### STORED DATA ###

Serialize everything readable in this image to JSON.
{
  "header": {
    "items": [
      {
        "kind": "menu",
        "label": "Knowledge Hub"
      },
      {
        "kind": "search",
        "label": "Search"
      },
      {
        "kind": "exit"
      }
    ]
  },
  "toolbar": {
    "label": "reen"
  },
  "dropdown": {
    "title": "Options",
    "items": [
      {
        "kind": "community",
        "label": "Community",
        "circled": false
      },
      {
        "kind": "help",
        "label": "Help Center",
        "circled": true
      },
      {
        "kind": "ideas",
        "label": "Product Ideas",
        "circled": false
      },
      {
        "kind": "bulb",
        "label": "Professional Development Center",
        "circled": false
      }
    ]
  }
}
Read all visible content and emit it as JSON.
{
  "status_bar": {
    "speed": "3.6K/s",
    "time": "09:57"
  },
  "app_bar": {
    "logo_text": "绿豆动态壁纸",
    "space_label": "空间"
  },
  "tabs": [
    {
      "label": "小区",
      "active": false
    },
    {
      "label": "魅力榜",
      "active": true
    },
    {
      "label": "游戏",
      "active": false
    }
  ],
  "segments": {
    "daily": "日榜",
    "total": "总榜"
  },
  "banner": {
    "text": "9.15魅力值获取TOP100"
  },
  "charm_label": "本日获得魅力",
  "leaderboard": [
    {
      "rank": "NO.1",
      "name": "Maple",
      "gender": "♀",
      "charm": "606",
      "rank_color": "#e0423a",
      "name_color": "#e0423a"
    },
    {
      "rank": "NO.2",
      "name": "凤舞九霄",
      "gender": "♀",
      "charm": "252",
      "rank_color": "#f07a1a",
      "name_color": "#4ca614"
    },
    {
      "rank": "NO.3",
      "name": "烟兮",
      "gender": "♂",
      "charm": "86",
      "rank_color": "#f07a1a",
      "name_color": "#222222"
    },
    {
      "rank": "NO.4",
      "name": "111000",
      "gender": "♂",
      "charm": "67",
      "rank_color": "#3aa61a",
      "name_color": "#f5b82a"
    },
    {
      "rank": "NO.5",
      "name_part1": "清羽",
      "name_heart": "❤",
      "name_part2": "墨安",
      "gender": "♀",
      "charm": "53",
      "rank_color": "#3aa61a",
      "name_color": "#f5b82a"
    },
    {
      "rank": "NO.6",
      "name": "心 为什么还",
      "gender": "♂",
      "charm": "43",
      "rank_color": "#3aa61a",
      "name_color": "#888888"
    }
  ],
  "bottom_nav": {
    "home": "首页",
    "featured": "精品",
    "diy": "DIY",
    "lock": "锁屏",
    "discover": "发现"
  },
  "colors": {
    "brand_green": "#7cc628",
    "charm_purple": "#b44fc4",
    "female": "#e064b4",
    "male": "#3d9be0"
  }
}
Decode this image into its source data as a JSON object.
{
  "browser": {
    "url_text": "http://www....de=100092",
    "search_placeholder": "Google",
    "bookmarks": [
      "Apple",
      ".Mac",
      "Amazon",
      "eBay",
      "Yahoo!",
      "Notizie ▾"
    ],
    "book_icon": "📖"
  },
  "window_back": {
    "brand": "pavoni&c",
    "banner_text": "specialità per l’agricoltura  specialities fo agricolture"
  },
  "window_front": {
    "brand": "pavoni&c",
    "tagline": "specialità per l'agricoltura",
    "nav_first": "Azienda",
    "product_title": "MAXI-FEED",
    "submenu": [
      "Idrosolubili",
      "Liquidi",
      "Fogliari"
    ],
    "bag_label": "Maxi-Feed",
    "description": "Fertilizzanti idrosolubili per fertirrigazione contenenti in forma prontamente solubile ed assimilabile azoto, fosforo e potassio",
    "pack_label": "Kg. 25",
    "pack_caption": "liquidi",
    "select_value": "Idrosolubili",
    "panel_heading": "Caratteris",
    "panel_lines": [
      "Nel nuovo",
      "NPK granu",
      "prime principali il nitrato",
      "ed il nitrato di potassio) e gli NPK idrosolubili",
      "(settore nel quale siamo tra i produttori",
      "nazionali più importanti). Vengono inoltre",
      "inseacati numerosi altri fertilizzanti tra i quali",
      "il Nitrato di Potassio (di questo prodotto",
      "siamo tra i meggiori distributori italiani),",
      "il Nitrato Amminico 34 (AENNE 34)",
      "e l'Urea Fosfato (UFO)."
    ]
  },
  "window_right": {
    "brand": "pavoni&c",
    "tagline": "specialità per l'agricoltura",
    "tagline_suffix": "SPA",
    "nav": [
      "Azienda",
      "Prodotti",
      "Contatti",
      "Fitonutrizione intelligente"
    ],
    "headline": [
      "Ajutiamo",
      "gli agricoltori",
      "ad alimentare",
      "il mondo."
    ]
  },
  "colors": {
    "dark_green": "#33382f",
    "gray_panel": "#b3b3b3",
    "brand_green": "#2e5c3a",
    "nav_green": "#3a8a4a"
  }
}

###

● SET EXERCISE:
Write down all the entries again without a single difference.

● RESPONSE BELOW:
Serialize everything readable in this image to JSON.
{
  "header": {
    "items": [
      {
        "kind": "menu",
        "label": "Knowledge Hub"
      },
      {
        "kind": "search",
        "label": "Search"
      },
      {
        "kind": "exit"
      }
    ]
  },
  "toolbar": {
    "label": "reen"
  },
  "dropdown": {
    "title": "Options",
    "items": [
      {
        "kind": "community",
        "label": "Community",
        "circled": false
      },
      {
        "kind": "help",
        "label": "Help Center",
        "circled": true
      },
      {
        "kind": "ideas",
        "label": "Product Ideas",
        "circled": false
      },
      {
        "kind": "bulb",
        "label": "Professional Development Center",
        "circled": false
      }
    ]
  }
}
Read all visible content and emit it as JSON.
{
  "status_bar": {
    "speed": "3.6K/s",
    "time": "09:57"
  },
  "app_bar": {
    "logo_text": "绿豆动态壁纸",
    "space_label": "空间"
  },
  "tabs": [
    {
      "label": "小区",
      "active": false
    },
    {
      "label": "魅力榜",
      "active": true
    },
    {
      "label": "游戏",
      "active": false
    }
  ],
  "segments": {
    "daily": "日榜",
    "total": "总榜"
  },
  "banner": {
    "text": "9.15魅力值获取TOP100"
  },
  "charm_label": "本日获得魅力",
  "leaderboard": [
    {
      "rank": "NO.1",
      "name": "Maple",
      "gender": "♀",
      "charm": "606",
      "rank_color": "#e0423a",
      "name_color": "#e0423a"
    },
    {
      "rank": "NO.2",
      "name": "凤舞九霄",
      "gender": "♀",
      "charm": "252",
      "rank_color": "#f07a1a",
      "name_color": "#4ca614"
    },
    {
      "rank": "NO.3",
      "name": "烟兮",
      "gender": "♂",
      "charm": "86",
      "rank_color": "#f07a1a",
      "name_color": "#222222"
    },
    {
      "rank": "NO.4",
      "name": "111000",
      "gender": "♂",
      "charm": "67",
      "rank_color": "#3aa61a",
      "name_color": "#f5b82a"
    },
    {
      "rank": "NO.5",
      "name_part1": "清羽",
      "name_heart": "❤",
      "name_part2": "墨安",
      "gender": "♀",
      "charm": "53",
      "rank_color": "#3aa61a",
      "name_color": "#f5b82a"
    },
    {
      "rank": "NO.6",
      "name": "心 为什么还",
      "gender": "♂",
      "charm": "43",
      "rank_color": "#3aa61a",
      "name_color": "#888888"
    }
  ],
  "bottom_nav": {
    "home": "首页",
    "featured": "精品",
    "diy": "DIY",
    "lock": "锁屏",
    "discover": "发现"
  },
  "colors": {
    "brand_green": "#7cc628",
    "charm_purple": "#b44fc4",
    "female": "#e064b4",
    "male": "#3d9be0"
  }
}
Decode this image into its source data as a JSON object.
{
  "browser": {
    "url_text": "http://www....de=100092",
    "search_placeholder": "Google",
    "bookmarks": [
      "Apple",
      ".Mac",
      "Amazon",
      "eBay",
      "Yahoo!",
      "Notizie ▾"
    ],
    "book_icon": "📖"
  },
  "window_back": {
    "brand": "pavoni&c",
    "banner_text": "specialità per l’agricoltura  specialities fo agricolture"
  },
  "window_front": {
    "brand": "pavoni&c",
    "tagline": "specialità per l'agricoltura",
    "nav_first": "Azienda",
    "product_title": "MAXI-FEED",
    "submenu": [
      "Idrosolubili",
      "Liquidi",
      "Fogliari"
    ],
    "bag_label": "Maxi-Feed",
    "description": "Fertilizzanti idrosolubili per fertirrigazione contenenti in forma prontamente solubile ed assimilabile azoto, fosforo e potassio",
    "pack_label": "Kg. 25",
    "pack_caption": "liquidi",
    "select_value": "Idrosolubili",
    "panel_heading": "Caratteris",
    "panel_lines": [
      "Nel nuovo",
      "NPK granu",
      "prime principali il nitrato",
      "ed il nitrato di potassio) e gli NPK idrosolubili",
      "(settore nel quale siamo tra i produttori",
      "nazionali più importanti). Vengono inoltre",
      "inseacati numerosi altri fertilizzanti tra i quali",
      "il Nitrato di Potassio (di questo prodotto",
      "siamo tra i meggiori distributori italiani),",
      "il Nitrato Amminico 34 (AENNE 34)",
      "e l'Urea Fosfato (UFO)."
    ]
  },
  "window_right": {
    "brand": "pavoni&c",
    "tagline": "specialità per l'agricoltura",
    "tagline_suffix": "SPA",
    "nav": [
      "Azienda",
      "Prodotti",
      "Contatti",
      "Fitonutrizione intelligente"
    ],
    "headline": [
      "Ajutiamo",
      "gli agricoltori",
      "ad alimentare",
      "il mondo."
    ]
  },
  "colors": {
    "dark_green": "#33382f",
    "gray_panel": "#b3b3b3",
    "brand_green": "#2e5c3a",
    "nav_green": "#3a8a4a"
  }
}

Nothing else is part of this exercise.